YOUR INSTRUCTIONS:
Where a line contains the word "acute", copy that line.

DATASET ROWS:
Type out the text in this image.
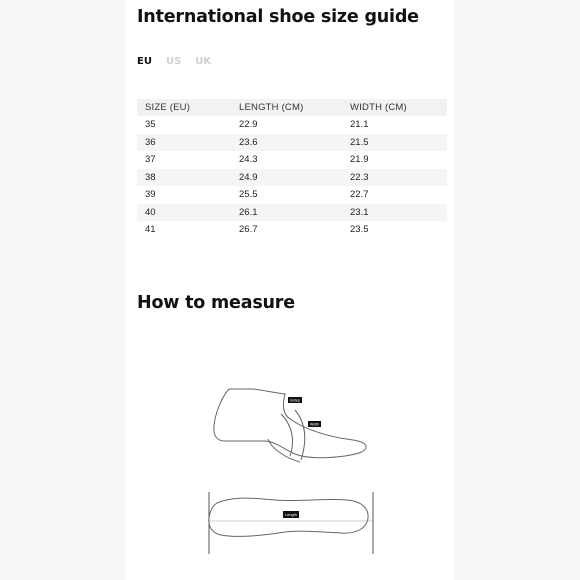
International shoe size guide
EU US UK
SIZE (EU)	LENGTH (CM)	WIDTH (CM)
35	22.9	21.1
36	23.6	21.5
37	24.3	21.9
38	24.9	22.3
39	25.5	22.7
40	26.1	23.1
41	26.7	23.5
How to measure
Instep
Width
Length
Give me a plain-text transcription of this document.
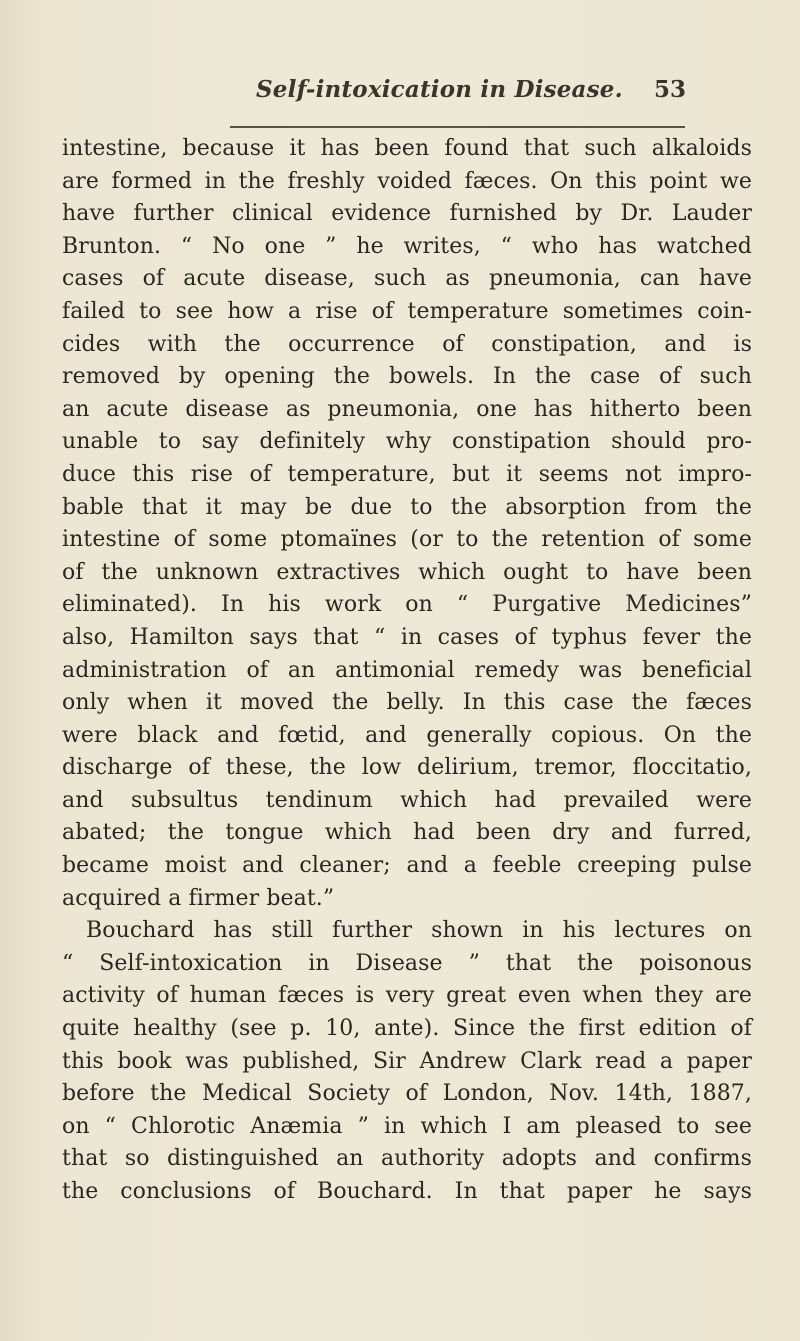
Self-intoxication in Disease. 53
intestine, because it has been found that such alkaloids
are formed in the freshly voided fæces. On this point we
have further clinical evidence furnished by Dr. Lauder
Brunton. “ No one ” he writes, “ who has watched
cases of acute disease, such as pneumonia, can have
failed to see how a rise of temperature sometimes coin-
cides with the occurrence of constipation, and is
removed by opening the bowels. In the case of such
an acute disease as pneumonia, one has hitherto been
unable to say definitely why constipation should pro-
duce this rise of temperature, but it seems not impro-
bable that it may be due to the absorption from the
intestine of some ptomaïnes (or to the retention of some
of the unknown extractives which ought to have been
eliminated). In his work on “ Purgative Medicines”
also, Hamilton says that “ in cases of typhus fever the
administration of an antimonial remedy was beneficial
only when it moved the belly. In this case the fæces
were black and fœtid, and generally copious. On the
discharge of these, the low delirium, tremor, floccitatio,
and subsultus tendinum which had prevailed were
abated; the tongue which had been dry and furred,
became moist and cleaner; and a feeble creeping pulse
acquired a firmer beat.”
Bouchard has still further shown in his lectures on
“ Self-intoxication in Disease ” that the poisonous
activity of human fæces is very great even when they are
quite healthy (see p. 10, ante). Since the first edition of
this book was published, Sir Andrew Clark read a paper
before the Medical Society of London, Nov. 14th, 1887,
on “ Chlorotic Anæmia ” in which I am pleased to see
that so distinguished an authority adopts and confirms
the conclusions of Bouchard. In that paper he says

---

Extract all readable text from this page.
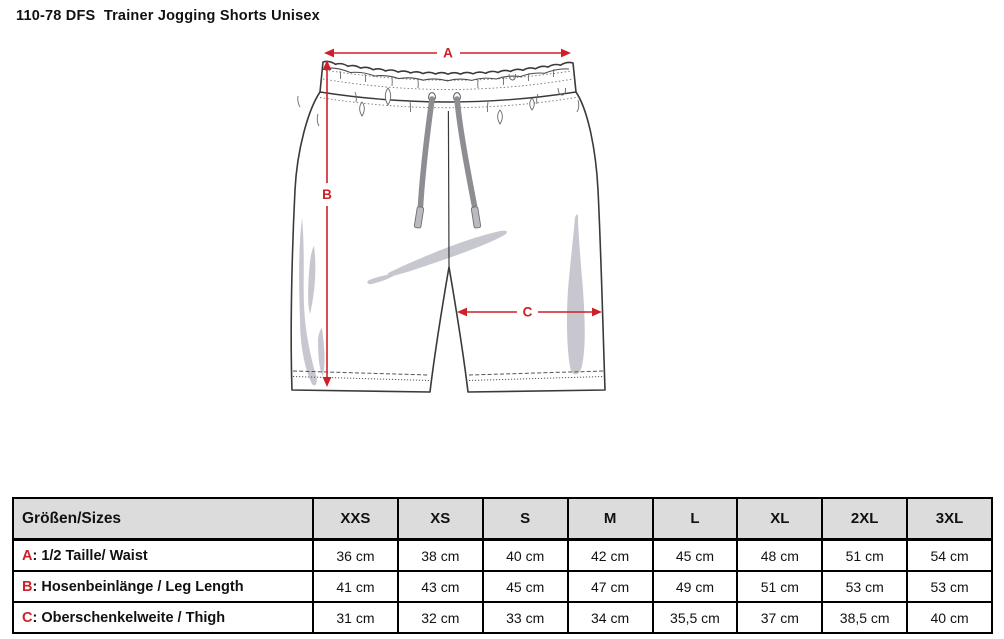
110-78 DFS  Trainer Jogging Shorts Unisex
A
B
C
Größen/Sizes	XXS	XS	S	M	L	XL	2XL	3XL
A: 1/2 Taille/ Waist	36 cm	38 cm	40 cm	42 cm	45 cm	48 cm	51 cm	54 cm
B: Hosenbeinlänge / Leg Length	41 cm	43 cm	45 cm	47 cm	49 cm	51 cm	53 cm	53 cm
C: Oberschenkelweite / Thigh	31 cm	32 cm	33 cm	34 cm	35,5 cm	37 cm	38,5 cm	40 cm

THE RESULT:
cases of acute disease, such as pneumonia, can have
an acute disease as pneumonia, one has hitherto been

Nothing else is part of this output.